=== Exercise task ===
The records below are to be copied word for word, with every picture left out.

------ Given entries

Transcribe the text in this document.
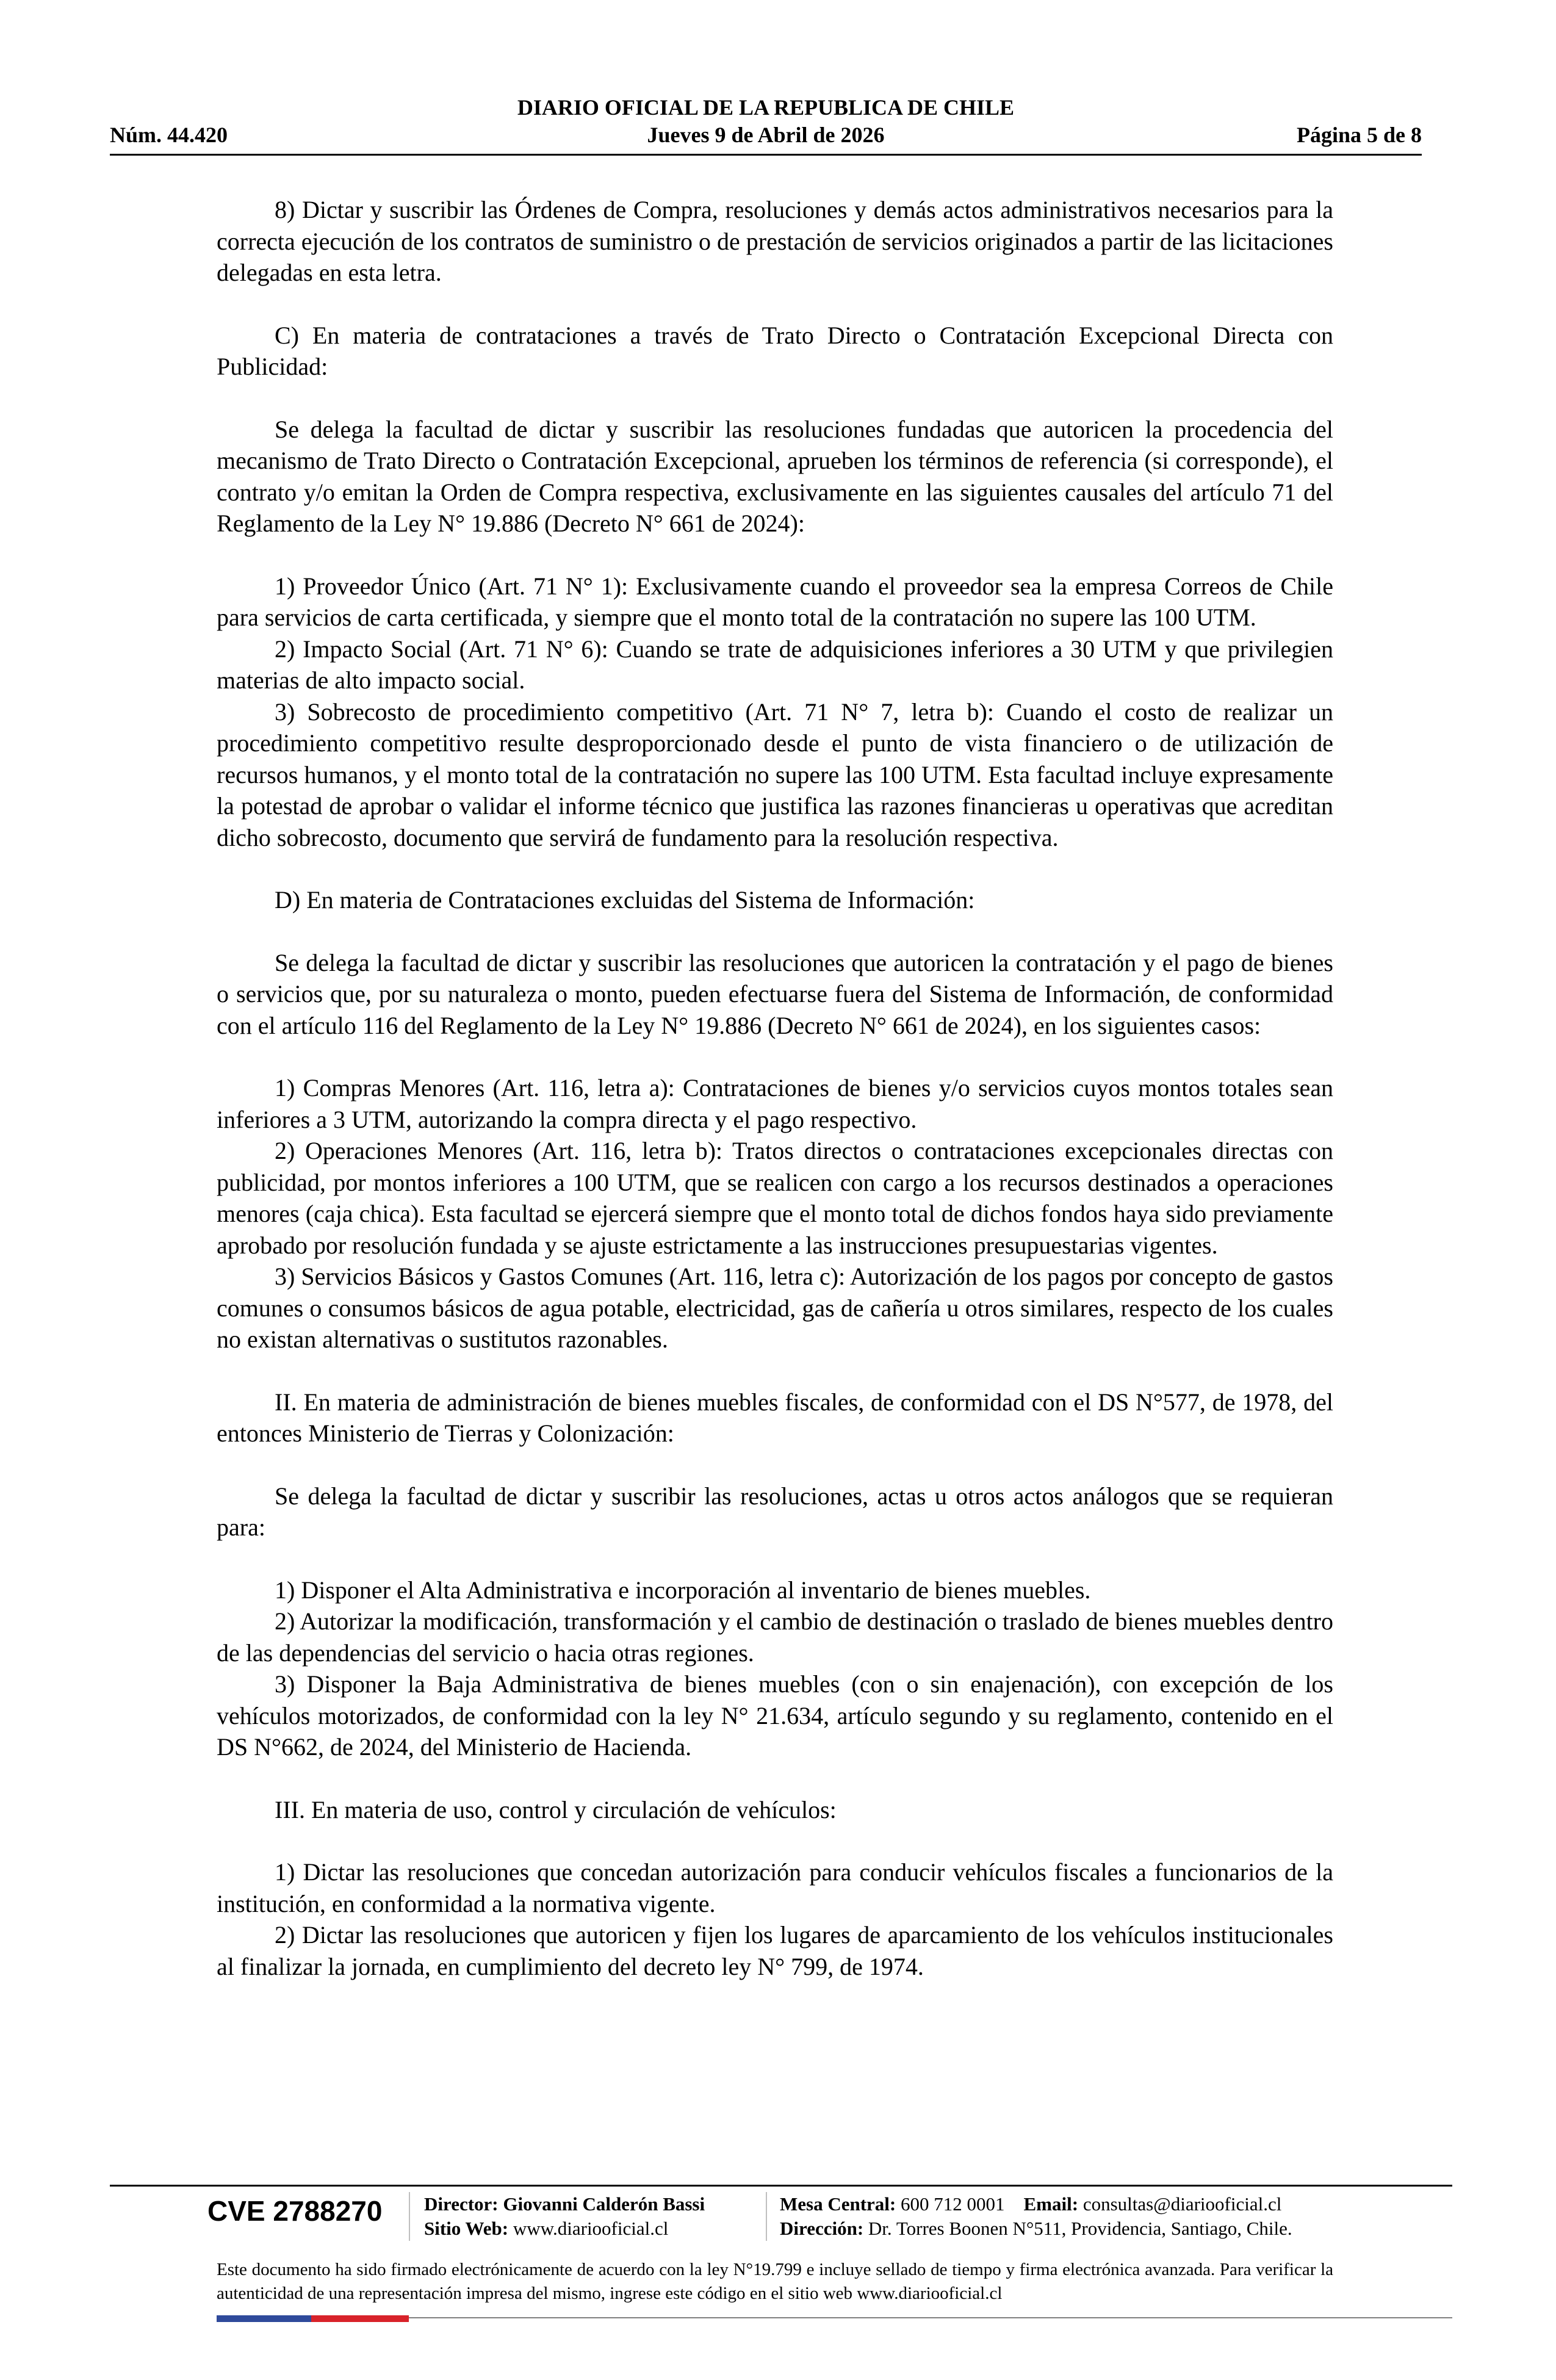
DIARIO OFICIAL DE LA REPUBLICA DE CHILE
Núm. 44.420	Jueves 9 de Abril de 2026	Página 5 de 8

8) Dictar y suscribir las Órdenes de Compra, resoluciones y demás actos administrativos necesarios para la correcta ejecución de los contratos de suministro o de prestación de servicios originados a partir de las licitaciones delegadas en esta letra.

C) En materia de contrataciones a través de Trato Directo o Contratación Excepcional Directa con Publicidad:

Se delega la facultad de dictar y suscribir las resoluciones fundadas que autoricen la procedencia del mecanismo de Trato Directo o Contratación Excepcional, aprueben los términos de referencia (si corresponde), el contrato y/o emitan la Orden de Compra respectiva, exclusivamente en las siguientes causales del artículo 71 del Reglamento de la Ley N° 19.886 (Decreto N° 661 de 2024):

1) Proveedor Único (Art. 71 N° 1): Exclusivamente cuando el proveedor sea la empresa Correos de Chile para servicios de carta certificada, y siempre que el monto total de la contratación no supere las 100 UTM.

2) Impacto Social (Art. 71 N° 6): Cuando se trate de adquisiciones inferiores a 30 UTM y que privilegien materias de alto impacto social.

3) Sobrecosto de procedimiento competitivo (Art. 71 N° 7, letra b): Cuando el costo de realizar un procedimiento competitivo resulte desproporcionado desde el punto de vista financiero o de utilización de recursos humanos, y el monto total de la contratación no supere las 100 UTM. Esta facultad incluye expresamente la potestad de aprobar o validar el informe técnico que justifica las razones financieras u operativas que acreditan dicho sobrecosto, documento que servirá de fundamento para la resolución respectiva.

D) En materia de Contrataciones excluidas del Sistema de Información:

Se delega la facultad de dictar y suscribir las resoluciones que autoricen la contratación y el pago de bienes o servicios que, por su naturaleza o monto, pueden efectuarse fuera del Sistema de Información, de conformidad con el artículo 116 del Reglamento de la Ley N° 19.886 (Decreto N° 661 de 2024), en los siguientes casos:

1) Compras Menores (Art. 116, letra a): Contrataciones de bienes y/o servicios cuyos montos totales sean inferiores a 3 UTM, autorizando la compra directa y el pago respectivo.

2) Operaciones Menores (Art. 116, letra b): Tratos directos o contrataciones excepcionales directas con publicidad, por montos inferiores a 100 UTM, que se realicen con cargo a los recursos destinados a operaciones menores (caja chica). Esta facultad se ejercerá siempre que el monto total de dichos fondos haya sido previamente aprobado por resolución fundada y se ajuste estrictamente a las instrucciones presupuestarias vigentes.

3) Servicios Básicos y Gastos Comunes (Art. 116, letra c): Autorización de los pagos por concepto de gastos comunes o consumos básicos de agua potable, electricidad, gas de cañería u otros similares, respecto de los cuales no existan alternativas o sustitutos razonables.

II. En materia de administración de bienes muebles fiscales, de conformidad con el DS N°577, de 1978, del entonces Ministerio de Tierras y Colonización:

Se delega la facultad de dictar y suscribir las resoluciones, actas u otros actos análogos que se requieran para:

1) Disponer el Alta Administrativa e incorporación al inventario de bienes muebles.

2) Autorizar la modificación, transformación y el cambio de destinación o traslado de bienes muebles dentro de las dependencias del servicio o hacia otras regiones.

3) Disponer la Baja Administrativa de bienes muebles (con o sin enajenación), con excepción de los vehículos motorizados, de conformidad con la ley N° 21.634, artículo segundo y su reglamento, contenido en el DS N°662, de 2024, del Ministerio de Hacienda.

III. En materia de uso, control y circulación de vehículos:

1) Dictar las resoluciones que concedan autorización para conducir vehículos fiscales a funcionarios de la institución, en conformidad a la normativa vigente.

2) Dictar las resoluciones que autoricen y fijen los lugares de aparcamiento de los vehículos institucionales al finalizar la jornada, en cumplimiento del decreto ley N° 799, de 1974.

CVE 2788270 Director: Giovanni Calderón Bassi
Sitio Web: www.diariooficial.cl
Mesa Central: 600 712 0001 Email: consultas@diariooficial.cl
Dirección: Dr. Torres Boonen N°511, Providencia, Santiago, Chile.
Este documento ha sido firmado electrónicamente de acuerdo con la ley N°19.799 e incluye sellado de tiempo y firma electrónica avanzada. Para verificar la autenticidad de una representación impresa del mismo, ingrese este código en el sitio web www.diariooficial.cl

------------

=== Task answer ===
Transcribe the text in this document.
DIARIO OFICIAL DE LA REPUBLICA DE CHILE
Núm. 44.420	Jueves 9 de Abril de 2026	Página 5 de 8

8) Dictar y suscribir las Órdenes de Compra, resoluciones y demás actos administrativos necesarios para la correcta ejecución de los contratos de suministro o de prestación de servicios originados a partir de las licitaciones delegadas en esta letra.

C) En materia de contrataciones a través de Trato Directo o Contratación Excepcional Directa con Publicidad:

Se delega la facultad de dictar y suscribir las resoluciones fundadas que autoricen la procedencia del mecanismo de Trato Directo o Contratación Excepcional, aprueben los términos de referencia (si corresponde), el contrato y/o emitan la Orden de Compra respectiva, exclusivamente en las siguientes causales del artículo 71 del Reglamento de la Ley N° 19.886 (Decreto N° 661 de 2024):

1) Proveedor Único (Art. 71 N° 1): Exclusivamente cuando el proveedor sea la empresa Correos de Chile para servicios de carta certificada, y siempre que el monto total de la contratación no supere las 100 UTM.

2) Impacto Social (Art. 71 N° 6): Cuando se trate de adquisiciones inferiores a 30 UTM y que privilegien materias de alto impacto social.

3) Sobrecosto de procedimiento competitivo (Art. 71 N° 7, letra b): Cuando el costo de realizar un procedimiento competitivo resulte desproporcionado desde el punto de vista financiero o de utilización de recursos humanos, y el monto total de la contratación no supere las 100 UTM. Esta facultad incluye expresamente la potestad de aprobar o validar el informe técnico que justifica las razones financieras u operativas que acreditan dicho sobrecosto, documento que servirá de fundamento para la resolución respectiva.

D) En materia de Contrataciones excluidas del Sistema de Información:

Se delega la facultad de dictar y suscribir las resoluciones que autoricen la contratación y el pago de bienes o servicios que, por su naturaleza o monto, pueden efectuarse fuera del Sistema de Información, de conformidad con el artículo 116 del Reglamento de la Ley N° 19.886 (Decreto N° 661 de 2024), en los siguientes casos:

1) Compras Menores (Art. 116, letra a): Contrataciones de bienes y/o servicios cuyos montos totales sean inferiores a 3 UTM, autorizando la compra directa y el pago respectivo.

2) Operaciones Menores (Art. 116, letra b): Tratos directos o contrataciones excepcionales directas con publicidad, por montos inferiores a 100 UTM, que se realicen con cargo a los recursos destinados a operaciones menores (caja chica). Esta facultad se ejercerá siempre que el monto total de dichos fondos haya sido previamente aprobado por resolución fundada y se ajuste estrictamente a las instrucciones presupuestarias vigentes.

3) Servicios Básicos y Gastos Comunes (Art. 116, letra c): Autorización de los pagos por concepto de gastos comunes o consumos básicos de agua potable, electricidad, gas de cañería u otros similares, respecto de los cuales no existan alternativas o sustitutos razonables.

II. En materia de administración de bienes muebles fiscales, de conformidad con el DS N°577, de 1978, del entonces Ministerio de Tierras y Colonización:

Se delega la facultad de dictar y suscribir las resoluciones, actas u otros actos análogos que se requieran para:

1) Disponer el Alta Administrativa e incorporación al inventario de bienes muebles.

2) Autorizar la modificación, transformación y el cambio de destinación o traslado de bienes muebles dentro de las dependencias del servicio o hacia otras regiones.

3) Disponer la Baja Administrativa de bienes muebles (con o sin enajenación), con excepción de los vehículos motorizados, de conformidad con la ley N° 21.634, artículo segundo y su reglamento, contenido en el DS N°662, de 2024, del Ministerio de Hacienda.

III. En materia de uso, control y circulación de vehículos:

1) Dictar las resoluciones que concedan autorización para conducir vehículos fiscales a funcionarios de la institución, en conformidad a la normativa vigente.

2) Dictar las resoluciones que autoricen y fijen los lugares de aparcamiento de los vehículos institucionales al finalizar la jornada, en cumplimiento del decreto ley N° 799, de 1974.

CVE 2788270 Director: Giovanni Calderón Bassi
Sitio Web: www.diariooficial.cl
Mesa Central: 600 712 0001 Email: consultas@diariooficial.cl
Dirección: Dr. Torres Boonen N°511, Providencia, Santiago, Chile.
Este documento ha sido firmado electrónicamente de acuerdo con la ley N°19.799 e incluye sellado de tiempo y firma electrónica avanzada. Para verificar la autenticidad de una representación impresa del mismo, ingrese este código en el sitio web www.diariooficial.cl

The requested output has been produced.